> Data entries:
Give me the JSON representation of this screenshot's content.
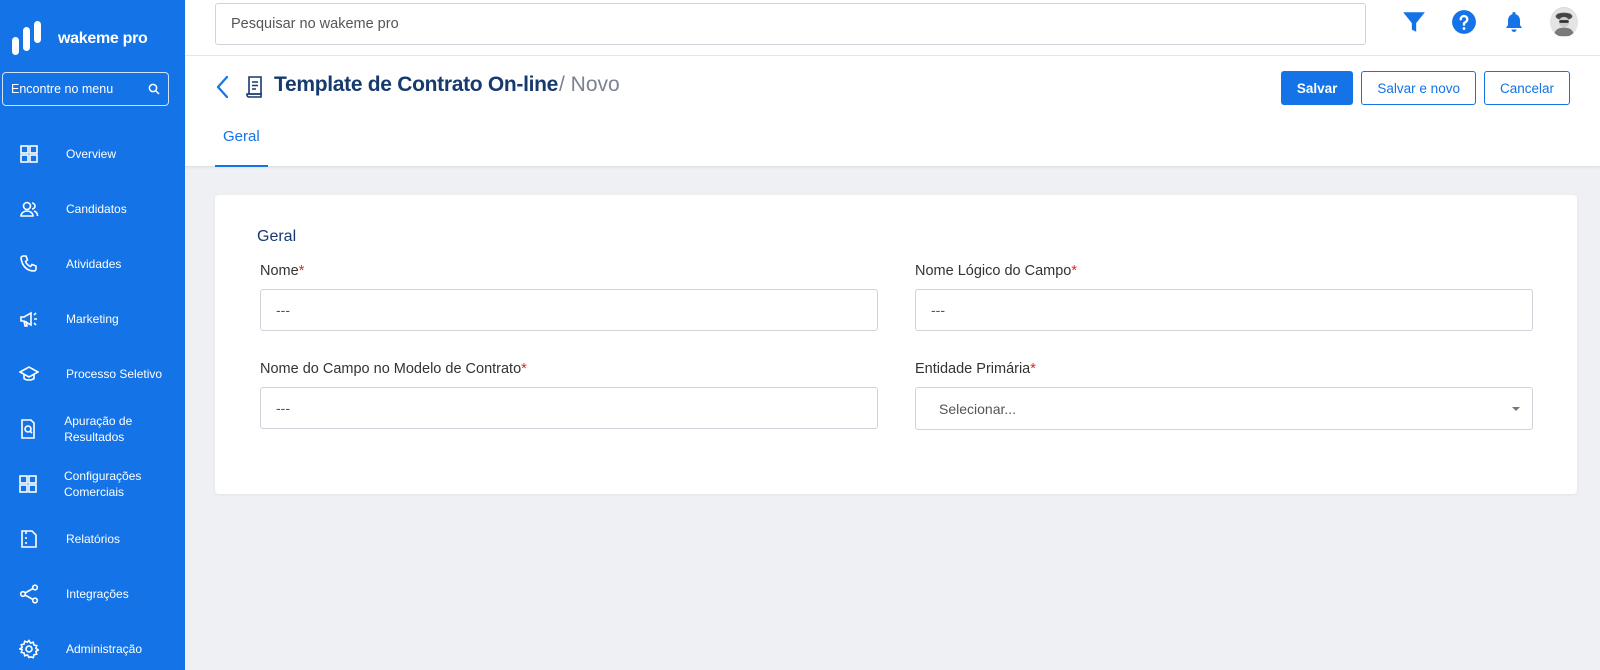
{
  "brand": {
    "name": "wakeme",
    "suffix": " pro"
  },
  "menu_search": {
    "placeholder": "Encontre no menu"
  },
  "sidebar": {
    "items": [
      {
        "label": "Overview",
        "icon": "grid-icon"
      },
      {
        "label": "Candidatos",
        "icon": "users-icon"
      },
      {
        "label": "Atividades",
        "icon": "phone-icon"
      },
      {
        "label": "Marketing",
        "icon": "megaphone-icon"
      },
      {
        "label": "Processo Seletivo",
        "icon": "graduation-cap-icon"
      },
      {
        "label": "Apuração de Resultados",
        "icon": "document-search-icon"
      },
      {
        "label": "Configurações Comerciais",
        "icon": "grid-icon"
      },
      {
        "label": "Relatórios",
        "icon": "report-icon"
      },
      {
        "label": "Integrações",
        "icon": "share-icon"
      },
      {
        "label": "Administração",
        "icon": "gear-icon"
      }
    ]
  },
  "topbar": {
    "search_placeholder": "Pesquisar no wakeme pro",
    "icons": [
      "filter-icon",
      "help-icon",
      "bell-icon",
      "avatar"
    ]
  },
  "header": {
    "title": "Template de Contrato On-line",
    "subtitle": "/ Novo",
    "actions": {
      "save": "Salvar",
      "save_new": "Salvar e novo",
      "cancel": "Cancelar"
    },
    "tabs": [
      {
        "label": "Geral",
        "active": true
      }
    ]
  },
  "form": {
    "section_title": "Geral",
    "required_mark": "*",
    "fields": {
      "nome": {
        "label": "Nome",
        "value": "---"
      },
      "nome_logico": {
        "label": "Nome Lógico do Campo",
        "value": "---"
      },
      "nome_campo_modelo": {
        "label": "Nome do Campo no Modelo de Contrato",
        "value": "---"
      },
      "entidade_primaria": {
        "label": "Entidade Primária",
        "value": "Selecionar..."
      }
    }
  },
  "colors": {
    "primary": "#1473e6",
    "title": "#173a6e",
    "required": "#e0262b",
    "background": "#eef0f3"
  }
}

> Set problem:
Leave out the pictures, and give all the records again exactly.

> In response:
Give me the JSON representation of this screenshot's content.
{
  "brand": {
    "name": "wakeme",
    "suffix": " pro"
  },
  "menu_search": {
    "placeholder": "Encontre no menu"
  },
  "sidebar": {
    "items": [
      {
        "label": "Overview",
        "icon": "grid-icon"
      },
      {
        "label": "Candidatos",
        "icon": "users-icon"
      },
      {
        "label": "Atividades",
        "icon": "phone-icon"
      },
      {
        "label": "Marketing",
        "icon": "megaphone-icon"
      },
      {
        "label": "Processo Seletivo",
        "icon": "graduation-cap-icon"
      },
      {
        "label": "Apuração de Resultados",
        "icon": "document-search-icon"
      },
      {
        "label": "Configurações Comerciais",
        "icon": "grid-icon"
      },
      {
        "label": "Relatórios",
        "icon": "report-icon"
      },
      {
        "label": "Integrações",
        "icon": "share-icon"
      },
      {
        "label": "Administração",
        "icon": "gear-icon"
      }
    ]
  },
  "topbar": {
    "search_placeholder": "Pesquisar no wakeme pro",
    "icons": [
      "filter-icon",
      "help-icon",
      "bell-icon",
      "avatar"
    ]
  },
  "header": {
    "title": "Template de Contrato On-line",
    "subtitle": "/ Novo",
    "actions": {
      "save": "Salvar",
      "save_new": "Salvar e novo",
      "cancel": "Cancelar"
    },
    "tabs": [
      {
        "label": "Geral",
        "active": true
      }
    ]
  },
  "form": {
    "section_title": "Geral",
    "required_mark": "*",
    "fields": {
      "nome": {
        "label": "Nome",
        "value": "---"
      },
      "nome_logico": {
        "label": "Nome Lógico do Campo",
        "value": "---"
      },
      "nome_campo_modelo": {
        "label": "Nome do Campo no Modelo de Contrato",
        "value": "---"
      },
      "entidade_primaria": {
        "label": "Entidade Primária",
        "value": "Selecionar..."
      }
    }
  },
  "colors": {
    "primary": "#1473e6",
    "title": "#173a6e",
    "required": "#e0262b",
    "background": "#eef0f3"
  }
}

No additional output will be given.